[[ Exercise text open ]]

Shouldn't Valve be scanning for these types of things!? The alarming part is that players had to find it

[–] Hudell@lemmy.dbzer0.com 1 points 11 minutes ago

When I first published a game on steam, valve kept blocking it because I had checked "controller support" and they tested it and said it didn't work with controllers. I tried to find any controller that didn't work, asked a lot of people to test it for me as well, no issues whatsoever. Gave up and unchecked that option. Game got approved. Players used controllers just fine, I went back and checked it and never heard anything from valve again.

[–] BradleyUffner@lemmy.world 4 points 9 hours ago

Scanners are only going to pick up known "off the shelf" malware. They are never going to pick up something bespoke that the developers wrote themselves.

[–] rob_t_firefly@lemmy.world 4 points 9 hours ago

This appears to have originally been published as a totally different non-malware game. Either the original dev got their account taken over or turned heel, because the entire game was replaced with the malware game as an update to an existing game rather than a new published game.

[[ Exercise text closed ]]

### [Instructions for the task]
Please rewrite the part of the comment thread starting with "[–] Hudell@lemmy.dbzer0.com 1" and going on through "developers wrote themselves.", putting "custom-made" in place of "bespoke".

[[ Extracted records open ]]

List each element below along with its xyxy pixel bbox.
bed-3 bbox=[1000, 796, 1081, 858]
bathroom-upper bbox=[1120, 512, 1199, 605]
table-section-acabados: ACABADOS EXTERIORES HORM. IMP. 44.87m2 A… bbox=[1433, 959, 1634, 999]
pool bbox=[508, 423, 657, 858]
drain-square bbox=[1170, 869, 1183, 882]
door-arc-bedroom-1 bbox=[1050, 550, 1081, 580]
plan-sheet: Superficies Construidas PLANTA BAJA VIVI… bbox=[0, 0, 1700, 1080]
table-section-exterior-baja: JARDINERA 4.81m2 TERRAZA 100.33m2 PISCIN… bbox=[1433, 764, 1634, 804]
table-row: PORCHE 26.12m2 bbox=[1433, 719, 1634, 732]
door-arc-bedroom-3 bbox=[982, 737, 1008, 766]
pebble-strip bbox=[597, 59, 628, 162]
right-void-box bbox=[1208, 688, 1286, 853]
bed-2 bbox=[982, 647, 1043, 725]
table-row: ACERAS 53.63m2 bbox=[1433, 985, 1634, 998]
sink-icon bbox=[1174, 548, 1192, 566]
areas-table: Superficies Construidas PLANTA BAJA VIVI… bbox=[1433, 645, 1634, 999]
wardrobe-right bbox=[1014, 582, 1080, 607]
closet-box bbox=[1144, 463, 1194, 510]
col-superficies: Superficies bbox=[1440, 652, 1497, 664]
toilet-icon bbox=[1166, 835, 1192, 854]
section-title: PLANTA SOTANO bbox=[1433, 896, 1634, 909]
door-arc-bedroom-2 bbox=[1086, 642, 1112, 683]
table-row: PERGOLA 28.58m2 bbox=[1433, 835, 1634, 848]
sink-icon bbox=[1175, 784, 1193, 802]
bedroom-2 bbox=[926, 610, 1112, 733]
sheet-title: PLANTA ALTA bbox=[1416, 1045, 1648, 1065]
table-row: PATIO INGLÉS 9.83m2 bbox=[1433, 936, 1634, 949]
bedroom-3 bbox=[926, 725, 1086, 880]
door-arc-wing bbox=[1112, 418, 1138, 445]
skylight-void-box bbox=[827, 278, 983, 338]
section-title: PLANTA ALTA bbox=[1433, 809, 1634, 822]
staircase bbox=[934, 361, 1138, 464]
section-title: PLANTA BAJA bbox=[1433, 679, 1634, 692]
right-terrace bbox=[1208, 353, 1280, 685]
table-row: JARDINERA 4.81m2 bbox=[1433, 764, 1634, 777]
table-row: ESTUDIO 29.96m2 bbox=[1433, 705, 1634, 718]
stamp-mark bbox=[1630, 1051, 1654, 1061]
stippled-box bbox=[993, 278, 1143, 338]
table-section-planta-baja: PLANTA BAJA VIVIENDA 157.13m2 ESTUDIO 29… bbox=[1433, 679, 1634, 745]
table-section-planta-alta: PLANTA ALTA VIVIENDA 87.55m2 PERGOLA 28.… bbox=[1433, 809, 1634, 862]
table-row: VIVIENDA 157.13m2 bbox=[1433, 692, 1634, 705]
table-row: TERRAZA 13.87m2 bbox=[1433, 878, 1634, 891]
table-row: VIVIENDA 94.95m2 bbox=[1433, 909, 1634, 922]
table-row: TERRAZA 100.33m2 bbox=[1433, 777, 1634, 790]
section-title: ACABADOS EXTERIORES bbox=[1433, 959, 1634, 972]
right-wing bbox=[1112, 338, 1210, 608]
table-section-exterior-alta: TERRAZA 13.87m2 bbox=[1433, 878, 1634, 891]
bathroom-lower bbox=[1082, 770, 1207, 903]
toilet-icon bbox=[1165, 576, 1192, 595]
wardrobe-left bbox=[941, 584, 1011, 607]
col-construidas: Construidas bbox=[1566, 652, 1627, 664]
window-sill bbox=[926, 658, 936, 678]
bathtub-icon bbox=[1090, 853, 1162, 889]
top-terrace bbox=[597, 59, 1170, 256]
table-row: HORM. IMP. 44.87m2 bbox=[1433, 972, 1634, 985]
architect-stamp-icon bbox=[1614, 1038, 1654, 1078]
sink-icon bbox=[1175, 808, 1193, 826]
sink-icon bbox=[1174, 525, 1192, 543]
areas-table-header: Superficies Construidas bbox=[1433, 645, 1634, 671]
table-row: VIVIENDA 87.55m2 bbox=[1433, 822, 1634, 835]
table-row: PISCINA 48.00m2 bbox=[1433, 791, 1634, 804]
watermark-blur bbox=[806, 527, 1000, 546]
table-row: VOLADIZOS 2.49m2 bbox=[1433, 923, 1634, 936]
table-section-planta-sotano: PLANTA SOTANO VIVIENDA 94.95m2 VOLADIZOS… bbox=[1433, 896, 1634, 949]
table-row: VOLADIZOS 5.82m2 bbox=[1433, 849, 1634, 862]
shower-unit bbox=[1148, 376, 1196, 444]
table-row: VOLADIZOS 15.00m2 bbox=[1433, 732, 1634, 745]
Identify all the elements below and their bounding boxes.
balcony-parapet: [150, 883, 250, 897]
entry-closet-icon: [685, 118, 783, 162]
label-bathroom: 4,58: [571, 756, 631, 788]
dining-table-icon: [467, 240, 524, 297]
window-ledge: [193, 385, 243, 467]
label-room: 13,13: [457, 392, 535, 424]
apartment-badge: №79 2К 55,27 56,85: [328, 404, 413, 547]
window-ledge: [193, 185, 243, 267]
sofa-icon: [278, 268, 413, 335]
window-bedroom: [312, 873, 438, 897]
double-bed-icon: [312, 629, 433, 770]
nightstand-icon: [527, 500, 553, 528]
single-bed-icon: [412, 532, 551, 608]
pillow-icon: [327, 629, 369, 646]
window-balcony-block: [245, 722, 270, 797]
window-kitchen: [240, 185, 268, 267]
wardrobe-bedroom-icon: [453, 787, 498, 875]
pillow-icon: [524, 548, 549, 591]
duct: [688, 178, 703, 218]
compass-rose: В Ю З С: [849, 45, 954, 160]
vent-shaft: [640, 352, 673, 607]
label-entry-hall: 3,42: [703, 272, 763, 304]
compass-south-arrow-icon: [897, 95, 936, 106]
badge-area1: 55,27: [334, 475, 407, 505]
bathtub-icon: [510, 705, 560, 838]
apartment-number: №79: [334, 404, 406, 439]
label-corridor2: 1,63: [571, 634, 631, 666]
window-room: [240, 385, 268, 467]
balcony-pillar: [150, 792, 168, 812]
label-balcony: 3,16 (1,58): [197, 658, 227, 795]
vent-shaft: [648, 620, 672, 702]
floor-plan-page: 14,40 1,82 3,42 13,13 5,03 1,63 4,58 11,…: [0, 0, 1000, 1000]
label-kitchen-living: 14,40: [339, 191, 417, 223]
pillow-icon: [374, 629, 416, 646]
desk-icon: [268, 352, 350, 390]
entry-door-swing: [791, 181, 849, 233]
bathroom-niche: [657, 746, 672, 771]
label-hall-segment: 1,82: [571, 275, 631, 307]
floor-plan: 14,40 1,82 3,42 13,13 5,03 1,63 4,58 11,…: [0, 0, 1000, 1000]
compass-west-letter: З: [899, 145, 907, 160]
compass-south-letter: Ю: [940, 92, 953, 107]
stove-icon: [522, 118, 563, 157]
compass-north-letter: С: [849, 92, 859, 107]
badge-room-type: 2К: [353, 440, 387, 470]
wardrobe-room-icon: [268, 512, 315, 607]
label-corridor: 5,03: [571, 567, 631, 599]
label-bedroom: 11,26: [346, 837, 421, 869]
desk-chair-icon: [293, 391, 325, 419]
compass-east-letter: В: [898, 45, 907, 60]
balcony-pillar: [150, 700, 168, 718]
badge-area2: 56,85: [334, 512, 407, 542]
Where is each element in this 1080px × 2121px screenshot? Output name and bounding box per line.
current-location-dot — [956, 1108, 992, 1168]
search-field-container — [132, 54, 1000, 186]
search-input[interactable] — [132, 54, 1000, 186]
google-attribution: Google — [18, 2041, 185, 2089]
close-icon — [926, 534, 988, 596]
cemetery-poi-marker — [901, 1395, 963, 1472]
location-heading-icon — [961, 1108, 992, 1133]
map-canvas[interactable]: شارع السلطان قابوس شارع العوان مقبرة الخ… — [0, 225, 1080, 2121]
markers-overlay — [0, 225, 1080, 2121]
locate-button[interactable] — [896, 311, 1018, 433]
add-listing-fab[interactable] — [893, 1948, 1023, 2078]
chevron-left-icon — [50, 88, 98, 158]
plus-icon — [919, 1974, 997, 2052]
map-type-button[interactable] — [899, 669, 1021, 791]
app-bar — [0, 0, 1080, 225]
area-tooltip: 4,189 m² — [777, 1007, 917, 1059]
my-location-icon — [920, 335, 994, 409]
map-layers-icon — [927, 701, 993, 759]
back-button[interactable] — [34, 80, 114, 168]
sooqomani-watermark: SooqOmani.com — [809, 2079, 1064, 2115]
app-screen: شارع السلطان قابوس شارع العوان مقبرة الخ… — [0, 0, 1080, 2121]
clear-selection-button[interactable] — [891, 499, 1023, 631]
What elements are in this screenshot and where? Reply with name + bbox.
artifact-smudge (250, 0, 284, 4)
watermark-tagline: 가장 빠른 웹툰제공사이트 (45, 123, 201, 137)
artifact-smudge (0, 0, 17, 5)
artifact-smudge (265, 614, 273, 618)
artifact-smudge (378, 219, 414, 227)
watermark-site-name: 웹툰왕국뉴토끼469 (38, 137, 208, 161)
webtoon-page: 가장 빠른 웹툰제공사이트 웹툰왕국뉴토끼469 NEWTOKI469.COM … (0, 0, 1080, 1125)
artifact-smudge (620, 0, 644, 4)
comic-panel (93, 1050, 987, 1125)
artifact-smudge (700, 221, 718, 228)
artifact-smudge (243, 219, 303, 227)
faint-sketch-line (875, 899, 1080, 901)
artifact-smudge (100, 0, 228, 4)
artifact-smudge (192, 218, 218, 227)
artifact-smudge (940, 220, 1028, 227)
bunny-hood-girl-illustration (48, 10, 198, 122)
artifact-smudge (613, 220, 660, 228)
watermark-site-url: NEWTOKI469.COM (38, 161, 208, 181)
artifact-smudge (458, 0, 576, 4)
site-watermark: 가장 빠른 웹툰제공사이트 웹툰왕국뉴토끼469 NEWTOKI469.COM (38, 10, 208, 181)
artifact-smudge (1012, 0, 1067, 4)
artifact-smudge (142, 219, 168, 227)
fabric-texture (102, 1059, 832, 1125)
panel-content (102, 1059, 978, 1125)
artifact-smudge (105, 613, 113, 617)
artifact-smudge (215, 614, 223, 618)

[[ Extracted records closed ]]

### [Expected output]
[–] Hudell@lemmy.dbzer0.com 1 points 11 minutes ago

When I first published a game on steam, valve kept blocking it because I had checked "controller support" and they tested it and said it didn't work with controllers. I tried to find any controller that didn't work, asked a lot of people to test it for me as well, no issues whatsoever. Gave up and unchecked that option. Game got approved. Players used controllers just fine, I went back and checked it and never heard anything from valve again.

[–] BradleyUffner@lemmy.world 4 points 9 hours ago

Scanners are only going to pick up known "off the shelf" malware. They are never going to pick up something custom-made that the developers wrote themselves.